— WHAT IS ASKED —
From the listing that follows, extract every line and set it down unaltered.

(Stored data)
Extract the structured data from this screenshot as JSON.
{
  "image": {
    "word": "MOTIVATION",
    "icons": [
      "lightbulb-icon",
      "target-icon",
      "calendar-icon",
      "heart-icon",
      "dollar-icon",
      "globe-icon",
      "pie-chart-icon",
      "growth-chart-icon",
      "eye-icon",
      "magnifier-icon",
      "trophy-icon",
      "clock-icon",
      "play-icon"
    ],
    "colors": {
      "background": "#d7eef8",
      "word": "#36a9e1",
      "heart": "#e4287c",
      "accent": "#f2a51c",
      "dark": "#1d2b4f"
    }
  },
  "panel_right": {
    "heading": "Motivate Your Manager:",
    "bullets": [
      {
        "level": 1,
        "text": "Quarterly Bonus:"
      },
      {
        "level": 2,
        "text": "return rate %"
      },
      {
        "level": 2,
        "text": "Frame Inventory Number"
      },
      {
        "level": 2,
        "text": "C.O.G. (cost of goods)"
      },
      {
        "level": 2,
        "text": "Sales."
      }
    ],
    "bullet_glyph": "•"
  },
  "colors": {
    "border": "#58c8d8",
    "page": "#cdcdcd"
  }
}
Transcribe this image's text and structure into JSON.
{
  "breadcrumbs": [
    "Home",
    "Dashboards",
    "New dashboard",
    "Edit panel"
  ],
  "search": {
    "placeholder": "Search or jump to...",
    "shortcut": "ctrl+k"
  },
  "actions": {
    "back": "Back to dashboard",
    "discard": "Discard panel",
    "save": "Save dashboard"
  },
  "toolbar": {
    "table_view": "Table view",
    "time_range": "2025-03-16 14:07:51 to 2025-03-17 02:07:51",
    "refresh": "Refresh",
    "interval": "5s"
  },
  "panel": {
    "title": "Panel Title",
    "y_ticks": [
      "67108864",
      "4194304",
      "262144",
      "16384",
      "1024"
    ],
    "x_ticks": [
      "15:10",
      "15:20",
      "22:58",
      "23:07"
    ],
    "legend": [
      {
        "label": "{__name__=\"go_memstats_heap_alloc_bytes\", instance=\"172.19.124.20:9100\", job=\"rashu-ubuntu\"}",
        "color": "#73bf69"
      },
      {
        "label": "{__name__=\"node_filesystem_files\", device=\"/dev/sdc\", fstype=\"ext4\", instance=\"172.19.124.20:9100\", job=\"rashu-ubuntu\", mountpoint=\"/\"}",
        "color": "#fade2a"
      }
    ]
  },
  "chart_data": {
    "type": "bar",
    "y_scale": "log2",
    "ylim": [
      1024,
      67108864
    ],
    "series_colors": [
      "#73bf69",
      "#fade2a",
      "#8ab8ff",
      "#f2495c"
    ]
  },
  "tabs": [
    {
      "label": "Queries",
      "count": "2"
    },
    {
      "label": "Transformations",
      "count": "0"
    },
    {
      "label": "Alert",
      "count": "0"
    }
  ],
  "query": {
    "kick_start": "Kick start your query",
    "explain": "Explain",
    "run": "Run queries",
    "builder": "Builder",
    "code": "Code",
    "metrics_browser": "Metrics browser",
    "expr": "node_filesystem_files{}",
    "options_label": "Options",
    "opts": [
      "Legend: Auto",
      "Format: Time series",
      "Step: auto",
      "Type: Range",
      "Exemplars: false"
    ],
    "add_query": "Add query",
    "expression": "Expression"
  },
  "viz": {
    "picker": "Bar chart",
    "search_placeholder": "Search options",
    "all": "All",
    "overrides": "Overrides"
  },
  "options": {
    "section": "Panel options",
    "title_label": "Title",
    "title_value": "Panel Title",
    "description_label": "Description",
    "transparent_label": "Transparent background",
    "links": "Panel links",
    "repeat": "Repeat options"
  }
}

— IN RESPONSE —
Extract the structured data from this screenshot as JSON.
{
  "image": {
    "word": "MOTIVATION",
    "icons": [
      "lightbulb-icon",
      "target-icon",
      "calendar-icon",
      "heart-icon",
      "dollar-icon",
      "globe-icon",
      "pie-chart-icon",
      "growth-chart-icon",
      "eye-icon",
      "magnifier-icon",
      "trophy-icon",
      "clock-icon",
      "play-icon"
    ],
    "colors": {
      "background": "#d7eef8",
      "word": "#36a9e1",
      "heart": "#e4287c",
      "accent": "#f2a51c",
      "dark": "#1d2b4f"
    }
  },
  "panel_right": {
    "heading": "Motivate Your Manager:",
    "bullets": [
      {
        "level": 1,
        "text": "Quarterly Bonus:"
      },
      {
        "level": 2,
        "text": "return rate %"
      },
      {
        "level": 2,
        "text": "Frame Inventory Number"
      },
      {
        "level": 2,
        "text": "C.O.G. (cost of goods)"
      },
      {
        "level": 2,
        "text": "Sales."
      }
    ],
    "bullet_glyph": "•"
  },
  "colors": {
    "border": "#58c8d8",
    "page": "#cdcdcd"
  }
}
Transcribe this image's text and structure into JSON.
{
  "breadcrumbs": [
    "Home",
    "Dashboards",
    "New dashboard",
    "Edit panel"
  ],
  "search": {
    "placeholder": "Search or jump to...",
    "shortcut": "ctrl+k"
  },
  "actions": {
    "back": "Back to dashboard",
    "discard": "Discard panel",
    "save": "Save dashboard"
  },
  "toolbar": {
    "table_view": "Table view",
    "time_range": "2025-03-16 14:07:51 to 2025-03-17 02:07:51",
    "refresh": "Refresh",
    "interval": "5s"
  },
  "panel": {
    "title": "Panel Title",
    "y_ticks": [
      "67108864",
      "4194304",
      "262144",
      "16384",
      "1024"
    ],
    "x_ticks": [
      "15:10",
      "15:20",
      "22:58",
      "23:07"
    ],
    "legend": [
      {
        "label": "{__name__=\"go_memstats_heap_alloc_bytes\", instance=\"172.19.124.20:9100\", job=\"rashu-ubuntu\"}",
        "color": "#73bf69"
      },
      {
        "label": "{__name__=\"node_filesystem_files\", device=\"/dev/sdc\", fstype=\"ext4\", instance=\"172.19.124.20:9100\", job=\"rashu-ubuntu\", mountpoint=\"/\"}",
        "color": "#fade2a"
      }
    ]
  },
  "chart_data": {
    "type": "bar",
    "y_scale": "log2",
    "ylim": [
      1024,
      67108864
    ],
    "series_colors": [
      "#73bf69",
      "#fade2a",
      "#8ab8ff",
      "#f2495c"
    ]
  },
  "tabs": [
    {
      "label": "Queries",
      "count": "2"
    },
    {
      "label": "Transformations",
      "count": "0"
    },
    {
      "label": "Alert",
      "count": "0"
    }
  ],
  "query": {
    "kick_start": "Kick start your query",
    "explain": "Explain",
    "run": "Run queries",
    "builder": "Builder",
    "code": "Code",
    "metrics_browser": "Metrics browser",
    "expr": "node_filesystem_files{}",
    "options_label": "Options",
    "opts": [
      "Legend: Auto",
      "Format: Time series",
      "Step: auto",
      "Type: Range",
      "Exemplars: false"
    ],
    "add_query": "Add query",
    "expression": "Expression"
  },
  "viz": {
    "picker": "Bar chart",
    "search_placeholder": "Search options",
    "all": "All",
    "overrides": "Overrides"
  },
  "options": {
    "section": "Panel options",
    "title_label": "Title",
    "title_value": "Panel Title",
    "description_label": "Description",
    "transparent_label": "Transparent background",
    "links": "Panel links",
    "repeat": "Repeat options"
  }
}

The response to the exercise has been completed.